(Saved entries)
____________

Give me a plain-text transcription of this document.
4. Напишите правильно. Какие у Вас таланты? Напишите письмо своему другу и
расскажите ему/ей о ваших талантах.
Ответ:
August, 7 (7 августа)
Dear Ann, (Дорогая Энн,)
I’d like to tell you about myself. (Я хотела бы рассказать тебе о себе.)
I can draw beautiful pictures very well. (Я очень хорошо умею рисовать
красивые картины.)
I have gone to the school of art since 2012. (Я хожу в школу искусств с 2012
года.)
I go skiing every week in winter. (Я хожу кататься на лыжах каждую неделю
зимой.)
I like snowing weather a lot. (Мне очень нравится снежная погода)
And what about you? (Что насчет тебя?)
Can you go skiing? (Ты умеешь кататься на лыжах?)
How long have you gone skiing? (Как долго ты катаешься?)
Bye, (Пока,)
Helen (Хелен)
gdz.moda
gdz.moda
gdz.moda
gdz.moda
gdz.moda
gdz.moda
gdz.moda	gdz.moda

____________

## Aim
Copy each line of the data exactly, leaving nothing out.

## Solution for this task
Give me a plain-text transcription of this document.
4. Напишите правильно. Какие у Вас таланты? Напишите письмо своему другу и
расскажите ему/ей о ваших талантах.
Ответ:
August, 7 (7 августа)
Dear Ann, (Дорогая Энн,)
I’d like to tell you about myself. (Я хотела бы рассказать тебе о себе.)
I can draw beautiful pictures very well. (Я очень хорошо умею рисовать
красивые картины.)
I have gone to the school of art since 2012. (Я хожу в школу искусств с 2012
года.)
I go skiing every week in winter. (Я хожу кататься на лыжах каждую неделю
зимой.)
I like snowing weather a lot. (Мне очень нравится снежная погода)
And what about you? (Что насчет тебя?)
Can you go skiing? (Ты умеешь кататься на лыжах?)
How long have you gone skiing? (Как долго ты катаешься?)
Bye, (Пока,)
Helen (Хелен)
gdz.moda
gdz.moda
gdz.moda
gdz.moda
gdz.moda
gdz.moda
gdz.moda	gdz.moda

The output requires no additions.